- **OBJECTIVE**
Copy every line of the items below verbatim, omitting the pictures.

○ ○ ○ ○ ○ ○ ○

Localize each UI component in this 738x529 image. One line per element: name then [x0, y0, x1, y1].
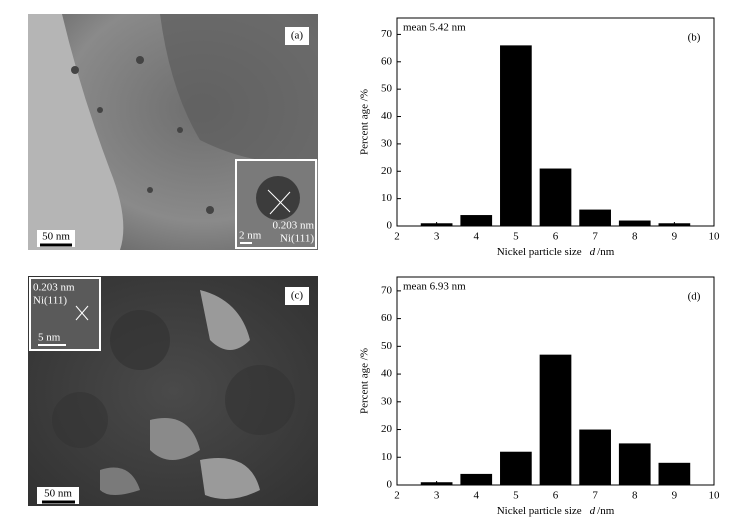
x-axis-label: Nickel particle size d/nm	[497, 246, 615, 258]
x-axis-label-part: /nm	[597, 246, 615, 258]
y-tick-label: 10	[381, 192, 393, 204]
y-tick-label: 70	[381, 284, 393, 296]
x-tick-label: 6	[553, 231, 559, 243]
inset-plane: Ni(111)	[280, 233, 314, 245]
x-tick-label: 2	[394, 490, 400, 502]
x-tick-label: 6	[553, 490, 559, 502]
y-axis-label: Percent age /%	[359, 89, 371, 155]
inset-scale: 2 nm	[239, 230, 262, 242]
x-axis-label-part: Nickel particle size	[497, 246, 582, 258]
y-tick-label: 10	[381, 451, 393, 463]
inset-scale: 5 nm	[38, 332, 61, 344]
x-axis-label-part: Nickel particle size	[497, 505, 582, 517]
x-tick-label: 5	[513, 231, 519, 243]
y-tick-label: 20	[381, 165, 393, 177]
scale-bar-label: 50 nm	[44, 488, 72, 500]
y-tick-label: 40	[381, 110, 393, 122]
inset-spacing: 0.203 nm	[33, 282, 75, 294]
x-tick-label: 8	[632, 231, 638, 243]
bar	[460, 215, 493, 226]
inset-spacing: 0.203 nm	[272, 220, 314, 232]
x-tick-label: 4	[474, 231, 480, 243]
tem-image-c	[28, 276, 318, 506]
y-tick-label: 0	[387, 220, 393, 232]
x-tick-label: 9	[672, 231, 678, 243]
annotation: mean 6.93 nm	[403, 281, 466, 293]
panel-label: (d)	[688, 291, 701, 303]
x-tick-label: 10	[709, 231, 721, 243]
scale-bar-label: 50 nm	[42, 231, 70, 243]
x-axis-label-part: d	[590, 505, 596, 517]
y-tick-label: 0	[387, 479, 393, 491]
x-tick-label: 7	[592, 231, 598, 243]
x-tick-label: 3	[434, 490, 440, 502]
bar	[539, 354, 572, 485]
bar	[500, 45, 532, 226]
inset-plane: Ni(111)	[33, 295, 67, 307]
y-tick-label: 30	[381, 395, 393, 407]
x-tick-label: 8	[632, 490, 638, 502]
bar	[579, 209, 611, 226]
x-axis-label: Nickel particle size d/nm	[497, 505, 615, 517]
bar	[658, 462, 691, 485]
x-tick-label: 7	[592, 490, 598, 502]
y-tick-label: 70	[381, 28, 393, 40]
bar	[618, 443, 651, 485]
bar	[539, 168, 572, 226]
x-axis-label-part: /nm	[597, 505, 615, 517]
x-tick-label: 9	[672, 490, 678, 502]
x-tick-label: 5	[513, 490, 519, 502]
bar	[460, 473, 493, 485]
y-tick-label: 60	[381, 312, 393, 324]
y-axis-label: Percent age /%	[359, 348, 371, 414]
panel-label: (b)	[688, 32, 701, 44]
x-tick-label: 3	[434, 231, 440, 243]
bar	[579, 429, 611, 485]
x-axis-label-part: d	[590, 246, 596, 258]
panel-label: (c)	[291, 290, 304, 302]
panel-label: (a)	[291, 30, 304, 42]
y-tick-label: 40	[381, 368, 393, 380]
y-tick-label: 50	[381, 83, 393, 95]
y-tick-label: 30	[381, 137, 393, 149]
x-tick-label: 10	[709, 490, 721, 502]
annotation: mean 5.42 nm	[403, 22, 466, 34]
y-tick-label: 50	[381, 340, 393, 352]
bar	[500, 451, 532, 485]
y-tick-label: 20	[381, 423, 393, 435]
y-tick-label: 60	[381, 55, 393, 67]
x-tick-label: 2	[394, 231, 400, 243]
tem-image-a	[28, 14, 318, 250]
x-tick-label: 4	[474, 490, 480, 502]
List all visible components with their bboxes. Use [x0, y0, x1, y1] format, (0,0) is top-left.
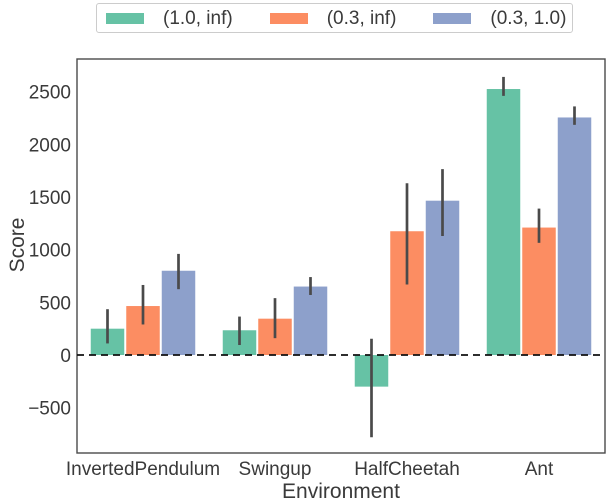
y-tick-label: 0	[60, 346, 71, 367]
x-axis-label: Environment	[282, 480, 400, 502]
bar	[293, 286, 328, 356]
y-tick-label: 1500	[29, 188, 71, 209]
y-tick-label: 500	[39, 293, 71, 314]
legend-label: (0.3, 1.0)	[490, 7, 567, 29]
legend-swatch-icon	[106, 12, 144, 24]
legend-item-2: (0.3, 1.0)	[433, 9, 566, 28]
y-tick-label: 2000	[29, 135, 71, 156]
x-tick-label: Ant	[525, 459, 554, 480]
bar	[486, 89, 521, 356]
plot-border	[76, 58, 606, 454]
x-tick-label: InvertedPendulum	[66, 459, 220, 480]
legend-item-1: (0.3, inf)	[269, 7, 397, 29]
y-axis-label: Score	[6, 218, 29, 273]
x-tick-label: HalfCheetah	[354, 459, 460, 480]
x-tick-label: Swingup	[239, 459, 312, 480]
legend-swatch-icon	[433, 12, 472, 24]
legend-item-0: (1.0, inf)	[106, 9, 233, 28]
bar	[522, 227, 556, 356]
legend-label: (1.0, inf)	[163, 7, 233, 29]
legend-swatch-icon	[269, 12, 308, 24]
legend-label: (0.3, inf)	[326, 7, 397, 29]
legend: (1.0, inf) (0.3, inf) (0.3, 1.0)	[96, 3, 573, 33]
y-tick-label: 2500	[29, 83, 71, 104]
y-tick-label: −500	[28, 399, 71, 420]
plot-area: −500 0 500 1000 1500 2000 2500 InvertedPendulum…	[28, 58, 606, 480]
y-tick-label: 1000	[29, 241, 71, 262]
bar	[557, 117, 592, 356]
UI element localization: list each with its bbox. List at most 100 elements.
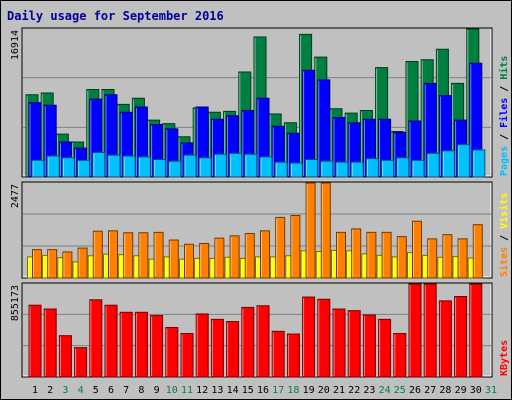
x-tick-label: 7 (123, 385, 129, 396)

○ ○ ○ ○ ○ ○ ○

- **RESULT BELOW**
Localize each UI component in this 738x529 image. One line per element: name then [x0, y0, x1, y1].
x-axis-label: Nickel particle size d/nm	[497, 246, 615, 258]
x-axis-label-part: /nm	[597, 246, 615, 258]
y-tick-label: 10	[381, 192, 393, 204]
y-tick-label: 70	[381, 284, 393, 296]
x-tick-label: 6	[553, 231, 559, 243]
inset-plane: Ni(111)	[280, 233, 314, 245]
x-tick-label: 2	[394, 490, 400, 502]
x-tick-label: 6	[553, 490, 559, 502]
y-axis-label: Percent age /%	[359, 89, 371, 155]
inset-scale: 2 nm	[239, 230, 262, 242]
x-axis-label-part: Nickel particle size	[497, 246, 582, 258]
y-tick-label: 10	[381, 451, 393, 463]
inset-scale: 5 nm	[38, 332, 61, 344]
x-axis-label-part: Nickel particle size	[497, 505, 582, 517]
x-tick-label: 5	[513, 231, 519, 243]
y-tick-label: 20	[381, 165, 393, 177]
scale-bar-label: 50 nm	[44, 488, 72, 500]
y-tick-label: 40	[381, 110, 393, 122]
inset-spacing: 0.203 nm	[33, 282, 75, 294]
x-tick-label: 8	[632, 231, 638, 243]
bar	[460, 215, 493, 226]
inset-spacing: 0.203 nm	[272, 220, 314, 232]
x-tick-label: 4	[474, 231, 480, 243]
tem-image-c	[28, 276, 318, 506]
y-tick-label: 0	[387, 220, 393, 232]
x-tick-label: 9	[672, 231, 678, 243]
annotation: mean 6.93 nm	[403, 281, 466, 293]
panel-label: (d)	[688, 291, 701, 303]
x-tick-label: 10	[709, 231, 721, 243]
scale-bar-label: 50 nm	[42, 231, 70, 243]
x-axis-label-part: d	[590, 505, 596, 517]
y-tick-label: 0	[387, 479, 393, 491]
x-tick-label: 7	[592, 231, 598, 243]
x-tick-label: 3	[434, 490, 440, 502]
bar	[539, 354, 572, 485]
bar	[500, 45, 532, 226]
inset-plane: Ni(111)	[33, 295, 67, 307]
y-tick-label: 30	[381, 395, 393, 407]
x-tick-label: 8	[632, 490, 638, 502]
bar	[579, 209, 611, 226]
x-axis-label: Nickel particle size d/nm	[497, 505, 615, 517]
bar	[658, 462, 691, 485]
x-tick-label: 7	[592, 490, 598, 502]
y-tick-label: 70	[381, 28, 393, 40]
bar	[618, 443, 651, 485]
bar	[539, 168, 572, 226]
x-axis-label-part: /nm	[597, 505, 615, 517]
x-tick-label: 9	[672, 490, 678, 502]
x-tick-label: 5	[513, 490, 519, 502]
bar	[460, 473, 493, 485]
y-tick-label: 60	[381, 312, 393, 324]
y-axis-label: Percent age /%	[359, 348, 371, 414]
panel-label: (b)	[688, 32, 701, 44]
x-tick-label: 3	[434, 231, 440, 243]
bar	[579, 429, 611, 485]
x-axis-label-part: d	[590, 246, 596, 258]
panel-label: (c)	[291, 290, 304, 302]
panel-label: (a)	[291, 30, 304, 42]
y-tick-label: 40	[381, 368, 393, 380]
y-tick-label: 50	[381, 83, 393, 95]
y-tick-label: 30	[381, 137, 393, 149]
x-tick-label: 10	[709, 490, 721, 502]
annotation: mean 5.42 nm	[403, 22, 466, 34]
y-tick-label: 50	[381, 340, 393, 352]
bar	[500, 451, 532, 485]
y-tick-label: 20	[381, 423, 393, 435]
y-tick-label: 60	[381, 55, 393, 67]
x-tick-label: 2	[394, 231, 400, 243]
tem-image-a	[28, 14, 318, 250]
x-tick-label: 4	[474, 490, 480, 502]
List all visible components with their bboxes. Use [x0, y0, x1, y1] format, (0,0) is top-left.
y-tick-label: 0	[60, 346, 71, 367]
x-axis-label: Environment	[282, 480, 400, 502]
bar	[293, 286, 328, 356]
y-tick-label: 1500	[29, 188, 71, 209]
y-tick-label: 500	[39, 293, 71, 314]
legend-label: (0.3, 1.0)	[490, 7, 567, 29]
legend-swatch-icon	[106, 12, 144, 24]
legend-item-2: (0.3, 1.0)	[433, 9, 566, 28]
y-tick-label: 2000	[29, 135, 71, 156]
x-tick-label: Ant	[525, 459, 554, 480]
bar	[486, 89, 521, 356]
plot-border	[76, 58, 606, 454]
x-tick-label: InvertedPendulum	[66, 459, 220, 480]
legend-item-1: (0.3, inf)	[269, 7, 397, 29]
y-axis-label: Score	[6, 218, 29, 273]
x-tick-label: HalfCheetah	[354, 459, 460, 480]
x-tick-label: Swingup	[239, 459, 312, 480]
legend-swatch-icon	[433, 12, 472, 24]
legend-item-0: (1.0, inf)	[106, 9, 233, 28]
bar	[522, 227, 556, 356]
legend-label: (1.0, inf)	[163, 7, 233, 29]
legend-swatch-icon	[269, 12, 308, 24]
legend-label: (0.3, inf)	[326, 7, 397, 29]
legend: (1.0, inf) (0.3, inf) (0.3, 1.0)	[96, 3, 573, 33]
y-tick-label: 2500	[29, 83, 71, 104]
y-tick-label: −500	[28, 399, 71, 420]
plot-area: −500 0 500 1000 1500 2000 2500 InvertedPendulum…	[28, 58, 606, 480]
y-tick-label: 1000	[29, 241, 71, 262]
bar	[557, 117, 592, 356]
UI element localization: list each with its bbox. List at most 100 elements.
x-tick-label: 7 (123, 385, 129, 396)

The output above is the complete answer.